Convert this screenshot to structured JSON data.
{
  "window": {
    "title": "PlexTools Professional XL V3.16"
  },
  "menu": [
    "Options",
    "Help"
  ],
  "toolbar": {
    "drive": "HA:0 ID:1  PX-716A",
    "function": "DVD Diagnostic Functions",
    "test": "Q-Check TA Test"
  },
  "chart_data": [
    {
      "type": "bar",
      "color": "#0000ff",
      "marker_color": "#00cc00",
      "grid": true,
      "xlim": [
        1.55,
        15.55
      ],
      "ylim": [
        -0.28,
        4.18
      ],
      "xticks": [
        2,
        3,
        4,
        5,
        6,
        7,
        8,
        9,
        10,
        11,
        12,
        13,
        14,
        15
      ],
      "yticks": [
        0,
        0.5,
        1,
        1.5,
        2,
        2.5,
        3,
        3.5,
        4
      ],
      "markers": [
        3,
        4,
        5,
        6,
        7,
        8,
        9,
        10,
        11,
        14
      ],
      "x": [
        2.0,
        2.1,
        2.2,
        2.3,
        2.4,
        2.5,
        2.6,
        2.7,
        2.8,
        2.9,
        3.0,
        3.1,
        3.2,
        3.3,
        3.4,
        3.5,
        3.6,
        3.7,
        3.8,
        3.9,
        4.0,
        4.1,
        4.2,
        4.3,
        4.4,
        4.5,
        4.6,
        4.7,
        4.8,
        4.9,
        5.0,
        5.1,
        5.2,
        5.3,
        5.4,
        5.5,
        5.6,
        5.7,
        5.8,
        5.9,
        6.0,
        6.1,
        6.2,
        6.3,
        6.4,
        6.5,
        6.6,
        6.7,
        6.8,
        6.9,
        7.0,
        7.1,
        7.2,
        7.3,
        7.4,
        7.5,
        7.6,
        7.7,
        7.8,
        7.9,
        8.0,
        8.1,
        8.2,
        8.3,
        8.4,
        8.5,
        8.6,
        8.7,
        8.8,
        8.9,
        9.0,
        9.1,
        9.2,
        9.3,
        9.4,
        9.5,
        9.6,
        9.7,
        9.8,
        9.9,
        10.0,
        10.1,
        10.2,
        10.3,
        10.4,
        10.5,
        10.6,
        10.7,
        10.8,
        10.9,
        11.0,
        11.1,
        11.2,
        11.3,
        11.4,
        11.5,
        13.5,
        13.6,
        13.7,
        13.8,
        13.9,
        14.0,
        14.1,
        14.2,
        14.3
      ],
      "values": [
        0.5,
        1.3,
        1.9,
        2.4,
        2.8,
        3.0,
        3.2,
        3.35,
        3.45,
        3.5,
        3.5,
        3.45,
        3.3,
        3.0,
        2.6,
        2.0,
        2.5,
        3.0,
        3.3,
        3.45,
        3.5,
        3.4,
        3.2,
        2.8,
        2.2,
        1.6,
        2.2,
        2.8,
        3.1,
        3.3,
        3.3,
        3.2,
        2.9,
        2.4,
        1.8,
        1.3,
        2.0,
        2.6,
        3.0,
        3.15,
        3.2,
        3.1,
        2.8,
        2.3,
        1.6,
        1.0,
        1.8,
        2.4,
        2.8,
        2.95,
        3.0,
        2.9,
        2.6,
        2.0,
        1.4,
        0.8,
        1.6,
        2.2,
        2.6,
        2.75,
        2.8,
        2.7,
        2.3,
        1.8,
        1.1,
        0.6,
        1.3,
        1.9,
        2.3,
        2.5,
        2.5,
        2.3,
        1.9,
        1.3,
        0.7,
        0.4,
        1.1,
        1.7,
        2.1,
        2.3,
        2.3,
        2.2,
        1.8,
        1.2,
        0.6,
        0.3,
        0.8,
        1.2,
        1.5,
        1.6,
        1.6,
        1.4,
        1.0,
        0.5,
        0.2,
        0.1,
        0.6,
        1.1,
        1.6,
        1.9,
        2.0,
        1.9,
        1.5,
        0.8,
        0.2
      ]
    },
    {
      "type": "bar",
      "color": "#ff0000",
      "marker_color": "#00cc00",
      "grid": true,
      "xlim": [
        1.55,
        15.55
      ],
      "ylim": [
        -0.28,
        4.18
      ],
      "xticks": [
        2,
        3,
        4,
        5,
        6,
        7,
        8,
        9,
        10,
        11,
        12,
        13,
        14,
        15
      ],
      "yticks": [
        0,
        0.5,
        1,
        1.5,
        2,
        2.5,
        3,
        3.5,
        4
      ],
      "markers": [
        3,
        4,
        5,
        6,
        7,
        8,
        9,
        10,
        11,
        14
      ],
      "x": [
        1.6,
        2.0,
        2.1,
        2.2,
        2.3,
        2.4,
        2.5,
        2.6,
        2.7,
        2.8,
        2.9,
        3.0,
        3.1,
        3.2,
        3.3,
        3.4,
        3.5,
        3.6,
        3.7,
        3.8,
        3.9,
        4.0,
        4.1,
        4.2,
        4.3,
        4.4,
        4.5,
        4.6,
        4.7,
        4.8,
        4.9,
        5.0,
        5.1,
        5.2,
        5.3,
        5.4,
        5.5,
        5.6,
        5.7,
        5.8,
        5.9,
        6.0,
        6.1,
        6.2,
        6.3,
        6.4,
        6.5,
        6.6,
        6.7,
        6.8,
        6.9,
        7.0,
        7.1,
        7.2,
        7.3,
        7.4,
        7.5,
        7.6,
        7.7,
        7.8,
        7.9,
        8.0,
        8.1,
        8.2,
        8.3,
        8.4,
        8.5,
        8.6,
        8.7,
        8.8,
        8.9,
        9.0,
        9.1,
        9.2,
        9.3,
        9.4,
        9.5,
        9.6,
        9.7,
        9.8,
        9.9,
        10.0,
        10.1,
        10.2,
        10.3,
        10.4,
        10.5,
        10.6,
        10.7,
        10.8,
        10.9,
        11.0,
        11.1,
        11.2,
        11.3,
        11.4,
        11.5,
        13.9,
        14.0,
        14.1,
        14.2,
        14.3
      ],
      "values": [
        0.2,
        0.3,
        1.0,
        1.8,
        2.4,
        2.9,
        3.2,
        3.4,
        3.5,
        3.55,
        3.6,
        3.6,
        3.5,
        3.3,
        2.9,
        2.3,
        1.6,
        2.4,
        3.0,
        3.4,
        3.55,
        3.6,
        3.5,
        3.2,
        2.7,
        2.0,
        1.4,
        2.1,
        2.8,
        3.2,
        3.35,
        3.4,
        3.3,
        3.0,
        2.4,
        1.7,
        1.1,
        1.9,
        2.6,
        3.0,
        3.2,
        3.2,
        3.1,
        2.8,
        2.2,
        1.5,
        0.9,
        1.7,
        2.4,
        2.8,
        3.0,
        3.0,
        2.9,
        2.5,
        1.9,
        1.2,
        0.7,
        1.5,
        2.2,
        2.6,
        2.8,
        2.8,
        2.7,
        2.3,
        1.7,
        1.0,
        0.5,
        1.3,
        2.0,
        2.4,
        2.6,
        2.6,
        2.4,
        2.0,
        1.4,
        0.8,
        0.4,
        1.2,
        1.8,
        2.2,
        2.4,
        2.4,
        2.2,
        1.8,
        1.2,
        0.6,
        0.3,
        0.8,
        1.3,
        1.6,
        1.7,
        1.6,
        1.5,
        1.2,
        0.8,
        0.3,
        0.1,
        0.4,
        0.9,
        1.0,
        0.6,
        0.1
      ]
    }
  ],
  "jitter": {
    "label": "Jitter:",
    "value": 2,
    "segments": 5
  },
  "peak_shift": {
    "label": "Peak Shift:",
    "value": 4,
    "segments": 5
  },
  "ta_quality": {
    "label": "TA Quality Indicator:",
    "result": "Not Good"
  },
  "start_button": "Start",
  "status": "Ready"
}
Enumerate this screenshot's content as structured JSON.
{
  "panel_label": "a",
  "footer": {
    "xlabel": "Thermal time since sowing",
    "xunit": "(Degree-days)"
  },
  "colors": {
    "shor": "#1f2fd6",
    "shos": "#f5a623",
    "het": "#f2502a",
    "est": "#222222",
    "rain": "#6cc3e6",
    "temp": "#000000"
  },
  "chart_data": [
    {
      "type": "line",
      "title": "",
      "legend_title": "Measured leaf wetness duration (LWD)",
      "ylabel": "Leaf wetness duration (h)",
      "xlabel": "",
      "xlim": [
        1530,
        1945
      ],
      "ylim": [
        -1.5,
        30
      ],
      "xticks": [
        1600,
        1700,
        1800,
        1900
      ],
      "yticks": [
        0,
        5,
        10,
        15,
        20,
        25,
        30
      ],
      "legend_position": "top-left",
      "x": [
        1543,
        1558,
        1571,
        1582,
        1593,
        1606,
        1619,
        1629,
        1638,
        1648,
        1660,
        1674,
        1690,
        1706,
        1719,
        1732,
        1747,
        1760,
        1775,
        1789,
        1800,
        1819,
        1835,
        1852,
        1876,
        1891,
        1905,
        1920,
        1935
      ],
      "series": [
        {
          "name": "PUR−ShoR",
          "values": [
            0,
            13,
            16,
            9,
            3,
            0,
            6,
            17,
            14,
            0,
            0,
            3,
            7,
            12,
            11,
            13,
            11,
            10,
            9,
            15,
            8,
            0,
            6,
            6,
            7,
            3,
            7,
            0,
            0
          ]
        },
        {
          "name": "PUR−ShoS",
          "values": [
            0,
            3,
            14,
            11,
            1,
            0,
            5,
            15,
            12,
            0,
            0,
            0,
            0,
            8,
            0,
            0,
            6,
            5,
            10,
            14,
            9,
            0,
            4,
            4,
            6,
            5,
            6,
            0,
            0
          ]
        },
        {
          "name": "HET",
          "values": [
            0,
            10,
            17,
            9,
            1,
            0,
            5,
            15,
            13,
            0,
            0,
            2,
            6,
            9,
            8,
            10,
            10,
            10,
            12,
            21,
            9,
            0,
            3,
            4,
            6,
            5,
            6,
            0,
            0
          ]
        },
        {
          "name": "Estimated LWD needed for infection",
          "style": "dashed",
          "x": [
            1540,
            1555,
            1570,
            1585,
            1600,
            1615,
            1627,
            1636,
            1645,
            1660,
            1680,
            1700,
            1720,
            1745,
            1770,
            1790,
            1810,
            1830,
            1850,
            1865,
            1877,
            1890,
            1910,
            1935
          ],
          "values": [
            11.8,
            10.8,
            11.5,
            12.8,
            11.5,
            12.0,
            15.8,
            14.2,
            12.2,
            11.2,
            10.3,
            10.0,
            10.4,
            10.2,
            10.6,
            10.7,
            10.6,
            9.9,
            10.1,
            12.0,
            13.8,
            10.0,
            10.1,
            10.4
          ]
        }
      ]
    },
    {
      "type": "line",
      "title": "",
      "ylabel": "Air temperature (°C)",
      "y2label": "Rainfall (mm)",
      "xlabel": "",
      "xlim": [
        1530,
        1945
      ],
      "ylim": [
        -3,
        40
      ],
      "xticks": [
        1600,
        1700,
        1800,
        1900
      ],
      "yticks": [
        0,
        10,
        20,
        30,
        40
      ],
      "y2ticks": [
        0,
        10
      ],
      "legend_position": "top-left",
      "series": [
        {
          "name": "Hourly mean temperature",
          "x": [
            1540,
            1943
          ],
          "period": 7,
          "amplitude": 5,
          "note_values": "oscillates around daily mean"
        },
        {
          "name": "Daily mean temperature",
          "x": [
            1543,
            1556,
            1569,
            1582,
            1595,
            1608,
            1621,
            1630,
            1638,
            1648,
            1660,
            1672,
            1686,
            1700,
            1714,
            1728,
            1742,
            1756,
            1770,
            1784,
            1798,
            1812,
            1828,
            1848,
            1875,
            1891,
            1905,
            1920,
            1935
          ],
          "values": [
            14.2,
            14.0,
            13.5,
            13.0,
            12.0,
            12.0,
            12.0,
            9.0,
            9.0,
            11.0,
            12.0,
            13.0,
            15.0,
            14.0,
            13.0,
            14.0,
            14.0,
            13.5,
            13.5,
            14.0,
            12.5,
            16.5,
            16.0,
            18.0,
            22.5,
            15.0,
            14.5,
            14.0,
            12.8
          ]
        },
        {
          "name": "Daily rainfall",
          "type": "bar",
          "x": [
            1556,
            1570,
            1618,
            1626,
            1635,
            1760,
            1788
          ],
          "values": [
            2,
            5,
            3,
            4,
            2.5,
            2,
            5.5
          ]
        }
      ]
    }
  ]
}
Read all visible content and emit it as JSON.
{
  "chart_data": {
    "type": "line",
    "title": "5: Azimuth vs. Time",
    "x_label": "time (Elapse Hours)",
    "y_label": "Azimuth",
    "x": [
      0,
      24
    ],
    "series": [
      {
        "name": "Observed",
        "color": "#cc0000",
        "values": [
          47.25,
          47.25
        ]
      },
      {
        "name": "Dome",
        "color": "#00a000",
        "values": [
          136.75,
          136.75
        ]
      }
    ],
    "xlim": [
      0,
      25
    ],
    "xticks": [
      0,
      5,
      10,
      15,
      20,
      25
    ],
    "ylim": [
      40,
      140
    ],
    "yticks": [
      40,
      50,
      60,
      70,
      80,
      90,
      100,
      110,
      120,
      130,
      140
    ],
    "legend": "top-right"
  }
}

################

- [TASK TO CARRY OUT]: Determine how many lines include the string "ylabel". Give no answer but the number.

- [EXERCISE RESPONSE]: 2